TASK REQUIREMENTS: Extract the listing in its entirety, keeping each line identical to the original.

[Start MATERIAL FOR THIS TASK]

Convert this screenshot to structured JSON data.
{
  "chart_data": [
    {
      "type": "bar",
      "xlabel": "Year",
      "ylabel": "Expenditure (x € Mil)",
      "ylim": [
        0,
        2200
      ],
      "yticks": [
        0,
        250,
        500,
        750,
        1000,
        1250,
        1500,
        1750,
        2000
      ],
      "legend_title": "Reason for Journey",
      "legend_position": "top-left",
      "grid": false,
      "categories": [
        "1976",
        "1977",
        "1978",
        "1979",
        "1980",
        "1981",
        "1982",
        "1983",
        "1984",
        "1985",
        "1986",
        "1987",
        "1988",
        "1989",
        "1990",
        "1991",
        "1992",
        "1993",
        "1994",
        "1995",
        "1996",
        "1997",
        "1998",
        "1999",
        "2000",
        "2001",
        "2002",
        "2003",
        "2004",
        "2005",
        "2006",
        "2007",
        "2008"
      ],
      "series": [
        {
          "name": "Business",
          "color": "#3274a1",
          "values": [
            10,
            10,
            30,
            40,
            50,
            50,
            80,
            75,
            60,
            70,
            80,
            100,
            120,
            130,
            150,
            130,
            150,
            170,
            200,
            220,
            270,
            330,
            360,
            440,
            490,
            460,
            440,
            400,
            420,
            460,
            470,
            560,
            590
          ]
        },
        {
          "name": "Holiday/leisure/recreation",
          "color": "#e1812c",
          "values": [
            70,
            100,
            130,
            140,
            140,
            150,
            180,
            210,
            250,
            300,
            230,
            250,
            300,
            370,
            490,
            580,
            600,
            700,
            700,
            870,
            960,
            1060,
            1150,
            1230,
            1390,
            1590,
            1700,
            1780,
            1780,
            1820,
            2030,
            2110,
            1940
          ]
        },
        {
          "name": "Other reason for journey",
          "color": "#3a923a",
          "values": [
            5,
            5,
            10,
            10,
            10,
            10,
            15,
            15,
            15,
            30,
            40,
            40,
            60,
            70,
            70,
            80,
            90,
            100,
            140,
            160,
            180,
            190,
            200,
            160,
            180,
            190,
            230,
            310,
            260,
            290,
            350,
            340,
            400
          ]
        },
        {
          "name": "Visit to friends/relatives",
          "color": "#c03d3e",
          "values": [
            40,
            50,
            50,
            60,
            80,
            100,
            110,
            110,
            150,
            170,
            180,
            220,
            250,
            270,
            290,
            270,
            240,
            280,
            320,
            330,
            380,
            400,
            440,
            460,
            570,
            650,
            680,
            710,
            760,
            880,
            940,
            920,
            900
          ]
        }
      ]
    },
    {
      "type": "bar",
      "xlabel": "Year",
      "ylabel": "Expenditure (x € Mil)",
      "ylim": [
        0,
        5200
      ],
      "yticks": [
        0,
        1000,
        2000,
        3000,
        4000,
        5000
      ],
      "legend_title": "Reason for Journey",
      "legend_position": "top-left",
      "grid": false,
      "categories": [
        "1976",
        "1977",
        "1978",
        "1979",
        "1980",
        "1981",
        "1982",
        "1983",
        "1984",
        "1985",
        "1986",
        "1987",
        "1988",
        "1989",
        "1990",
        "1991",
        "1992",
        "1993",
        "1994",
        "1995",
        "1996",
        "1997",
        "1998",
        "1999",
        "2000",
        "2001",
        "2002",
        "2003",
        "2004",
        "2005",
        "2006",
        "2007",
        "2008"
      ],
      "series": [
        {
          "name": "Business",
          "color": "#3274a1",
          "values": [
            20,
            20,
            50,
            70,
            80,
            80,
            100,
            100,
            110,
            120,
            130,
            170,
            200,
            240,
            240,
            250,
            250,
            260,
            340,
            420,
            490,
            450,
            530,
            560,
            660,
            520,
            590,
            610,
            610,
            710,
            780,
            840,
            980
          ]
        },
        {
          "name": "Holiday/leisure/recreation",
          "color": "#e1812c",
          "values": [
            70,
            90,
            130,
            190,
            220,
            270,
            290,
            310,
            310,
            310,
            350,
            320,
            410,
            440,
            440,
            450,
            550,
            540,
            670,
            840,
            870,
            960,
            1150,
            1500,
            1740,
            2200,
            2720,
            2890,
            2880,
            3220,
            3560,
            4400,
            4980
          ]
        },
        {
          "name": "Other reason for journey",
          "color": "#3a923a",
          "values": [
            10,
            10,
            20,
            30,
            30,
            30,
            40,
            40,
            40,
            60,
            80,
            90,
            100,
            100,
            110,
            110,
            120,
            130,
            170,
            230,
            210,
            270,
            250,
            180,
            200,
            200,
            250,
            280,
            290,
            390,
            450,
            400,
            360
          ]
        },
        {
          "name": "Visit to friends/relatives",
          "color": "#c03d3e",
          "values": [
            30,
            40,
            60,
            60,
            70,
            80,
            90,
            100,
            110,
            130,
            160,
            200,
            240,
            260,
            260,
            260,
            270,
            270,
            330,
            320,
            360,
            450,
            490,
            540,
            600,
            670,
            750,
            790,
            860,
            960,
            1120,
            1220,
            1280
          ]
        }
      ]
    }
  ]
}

[End MATERIAL FOR THIS TASK]

RESPONSE:
Convert this screenshot to structured JSON data.
{
  "chart_data": [
    {
      "type": "bar",
      "xlabel": "Year",
      "ylabel": "Expenditure (x € Mil)",
      "ylim": [
        0,
        2200
      ],
      "yticks": [
        0,
        250,
        500,
        750,
        1000,
        1250,
        1500,
        1750,
        2000
      ],
      "legend_title": "Reason for Journey",
      "legend_position": "top-left",
      "grid": false,
      "categories": [
        "1976",
        "1977",
        "1978",
        "1979",
        "1980",
        "1981",
        "1982",
        "1983",
        "1984",
        "1985",
        "1986",
        "1987",
        "1988",
        "1989",
        "1990",
        "1991",
        "1992",
        "1993",
        "1994",
        "1995",
        "1996",
        "1997",
        "1998",
        "1999",
        "2000",
        "2001",
        "2002",
        "2003",
        "2004",
        "2005",
        "2006",
        "2007",
        "2008"
      ],
      "series": [
        {
          "name": "Business",
          "color": "#3274a1",
          "values": [
            10,
            10,
            30,
            40,
            50,
            50,
            80,
            75,
            60,
            70,
            80,
            100,
            120,
            130,
            150,
            130,
            150,
            170,
            200,
            220,
            270,
            330,
            360,
            440,
            490,
            460,
            440,
            400,
            420,
            460,
            470,
            560,
            590
          ]
        },
        {
          "name": "Holiday/leisure/recreation",
          "color": "#e1812c",
          "values": [
            70,
            100,
            130,
            140,
            140,
            150,
            180,
            210,
            250,
            300,
            230,
            250,
            300,
            370,
            490,
            580,
            600,
            700,
            700,
            870,
            960,
            1060,
            1150,
            1230,
            1390,
            1590,
            1700,
            1780,
            1780,
            1820,
            2030,
            2110,
            1940
          ]
        },
        {
          "name": "Other reason for journey",
          "color": "#3a923a",
          "values": [
            5,
            5,
            10,
            10,
            10,
            10,
            15,
            15,
            15,
            30,
            40,
            40,
            60,
            70,
            70,
            80,
            90,
            100,
            140,
            160,
            180,
            190,
            200,
            160,
            180,
            190,
            230,
            310,
            260,
            290,
            350,
            340,
            400
          ]
        },
        {
          "name": "Visit to friends/relatives",
          "color": "#c03d3e",
          "values": [
            40,
            50,
            50,
            60,
            80,
            100,
            110,
            110,
            150,
            170,
            180,
            220,
            250,
            270,
            290,
            270,
            240,
            280,
            320,
            330,
            380,
            400,
            440,
            460,
            570,
            650,
            680,
            710,
            760,
            880,
            940,
            920,
            900
          ]
        }
      ]
    },
    {
      "type": "bar",
      "xlabel": "Year",
      "ylabel": "Expenditure (x € Mil)",
      "ylim": [
        0,
        5200
      ],
      "yticks": [
        0,
        1000,
        2000,
        3000,
        4000,
        5000
      ],
      "legend_title": "Reason for Journey",
      "legend_position": "top-left",
      "grid": false,
      "categories": [
        "1976",
        "1977",
        "1978",
        "1979",
        "1980",
        "1981",
        "1982",
        "1983",
        "1984",
        "1985",
        "1986",
        "1987",
        "1988",
        "1989",
        "1990",
        "1991",
        "1992",
        "1993",
        "1994",
        "1995",
        "1996",
        "1997",
        "1998",
        "1999",
        "2000",
        "2001",
        "2002",
        "2003",
        "2004",
        "2005",
        "2006",
        "2007",
        "2008"
      ],
      "series": [
        {
          "name": "Business",
          "color": "#3274a1",
          "values": [
            20,
            20,
            50,
            70,
            80,
            80,
            100,
            100,
            110,
            120,
            130,
            170,
            200,
            240,
            240,
            250,
            250,
            260,
            340,
            420,
            490,
            450,
            530,
            560,
            660,
            520,
            590,
            610,
            610,
            710,
            780,
            840,
            980
          ]
        },
        {
          "name": "Holiday/leisure/recreation",
          "color": "#e1812c",
          "values": [
            70,
            90,
            130,
            190,
            220,
            270,
            290,
            310,
            310,
            310,
            350,
            320,
            410,
            440,
            440,
            450,
            550,
            540,
            670,
            840,
            870,
            960,
            1150,
            1500,
            1740,
            2200,
            2720,
            2890,
            2880,
            3220,
            3560,
            4400,
            4980
          ]
        },
        {
          "name": "Other reason for journey",
          "color": "#3a923a",
          "values": [
            10,
            10,
            20,
            30,
            30,
            30,
            40,
            40,
            40,
            60,
            80,
            90,
            100,
            100,
            110,
            110,
            120,
            130,
            170,
            230,
            210,
            270,
            250,
            180,
            200,
            200,
            250,
            280,
            290,
            390,
            450,
            400,
            360
          ]
        },
        {
          "name": "Visit to friends/relatives",
          "color": "#c03d3e",
          "values": [
            30,
            40,
            60,
            60,
            70,
            80,
            90,
            100,
            110,
            130,
            160,
            200,
            240,
            260,
            260,
            260,
            270,
            270,
            330,
            320,
            360,
            450,
            490,
            540,
            600,
            670,
            750,
            790,
            860,
            960,
            1120,
            1220,
            1280
          ]
        }
      ]
    }
  ]
}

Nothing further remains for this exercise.